------ TASK DATA ------

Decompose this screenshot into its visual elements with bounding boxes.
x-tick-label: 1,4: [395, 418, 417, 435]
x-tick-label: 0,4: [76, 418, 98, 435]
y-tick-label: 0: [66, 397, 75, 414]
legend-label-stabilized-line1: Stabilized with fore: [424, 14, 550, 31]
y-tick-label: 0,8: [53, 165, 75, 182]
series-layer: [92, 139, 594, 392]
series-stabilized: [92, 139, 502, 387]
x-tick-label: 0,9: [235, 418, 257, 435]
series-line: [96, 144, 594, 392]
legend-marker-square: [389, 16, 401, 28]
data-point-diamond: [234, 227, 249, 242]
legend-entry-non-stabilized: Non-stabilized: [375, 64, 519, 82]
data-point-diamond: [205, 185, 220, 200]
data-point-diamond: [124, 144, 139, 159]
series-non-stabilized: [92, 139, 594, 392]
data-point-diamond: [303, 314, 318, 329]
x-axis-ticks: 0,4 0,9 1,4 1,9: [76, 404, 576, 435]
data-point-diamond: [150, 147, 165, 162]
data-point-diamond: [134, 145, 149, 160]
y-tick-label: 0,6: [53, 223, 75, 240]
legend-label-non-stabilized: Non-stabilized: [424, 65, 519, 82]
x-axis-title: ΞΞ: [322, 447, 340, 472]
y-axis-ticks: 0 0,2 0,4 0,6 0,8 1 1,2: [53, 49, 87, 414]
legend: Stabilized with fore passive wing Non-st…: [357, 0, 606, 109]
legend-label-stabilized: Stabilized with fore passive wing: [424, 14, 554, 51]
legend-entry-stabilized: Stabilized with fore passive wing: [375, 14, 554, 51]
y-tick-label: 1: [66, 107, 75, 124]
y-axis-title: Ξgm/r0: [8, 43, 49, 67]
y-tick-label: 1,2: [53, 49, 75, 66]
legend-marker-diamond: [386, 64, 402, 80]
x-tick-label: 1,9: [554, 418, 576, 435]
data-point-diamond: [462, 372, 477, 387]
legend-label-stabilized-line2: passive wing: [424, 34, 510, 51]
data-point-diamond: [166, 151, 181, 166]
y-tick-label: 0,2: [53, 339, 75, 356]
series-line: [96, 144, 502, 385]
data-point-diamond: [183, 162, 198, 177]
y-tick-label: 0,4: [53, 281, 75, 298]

------

TASK DETAILS - Could you reproduce these lines character for character?

EXPECTED ANSWER -
Decompose this screenshot into its visual elements with bounding boxes.
x-tick-label: 1,4: [395, 418, 417, 435]
x-tick-label: 0,4: [76, 418, 98, 435]
y-tick-label: 0: [66, 397, 75, 414]
legend-label-stabilized-line1: Stabilized with fore: [424, 14, 550, 31]
y-tick-label: 0,8: [53, 165, 75, 182]
series-layer: [92, 139, 594, 392]
series-stabilized: [92, 139, 502, 387]
x-tick-label: 0,9: [235, 418, 257, 435]
series-line: [96, 144, 594, 392]
legend-marker-square: [389, 16, 401, 28]
data-point-diamond: [234, 227, 249, 242]
legend-entry-non-stabilized: Non-stabilized: [375, 64, 519, 82]
data-point-diamond: [205, 185, 220, 200]
data-point-diamond: [124, 144, 139, 159]
series-non-stabilized: [92, 139, 594, 392]
data-point-diamond: [303, 314, 318, 329]
x-axis-ticks: 0,4 0,9 1,4 1,9: [76, 404, 576, 435]
data-point-diamond: [150, 147, 165, 162]
data-point-diamond: [134, 145, 149, 160]
y-tick-label: 0,6: [53, 223, 75, 240]
legend-label-non-stabilized: Non-stabilized: [424, 65, 519, 82]
x-axis-title: ΞΞ: [322, 447, 340, 472]
y-axis-ticks: 0 0,2 0,4 0,6 0,8 1 1,2: [53, 49, 87, 414]
legend: Stabilized with fore passive wing Non-st…: [357, 0, 606, 109]
legend-label-stabilized: Stabilized with fore passive wing: [424, 14, 554, 51]
legend-entry-stabilized: Stabilized with fore passive wing: [375, 14, 554, 51]
y-tick-label: 1: [66, 107, 75, 124]
y-axis-title: Ξgm/r0: [8, 43, 49, 67]
y-tick-label: 1,2: [53, 49, 75, 66]
legend-marker-diamond: [386, 64, 402, 80]
x-tick-label: 1,9: [554, 418, 576, 435]
data-point-diamond: [462, 372, 477, 387]
legend-label-stabilized-line2: passive wing: [424, 34, 510, 51]
data-point-diamond: [166, 151, 181, 166]
y-tick-label: 0,2: [53, 339, 75, 356]
series-line: [96, 144, 502, 385]
data-point-diamond: [183, 162, 198, 177]
y-tick-label: 0,4: [53, 281, 75, 298]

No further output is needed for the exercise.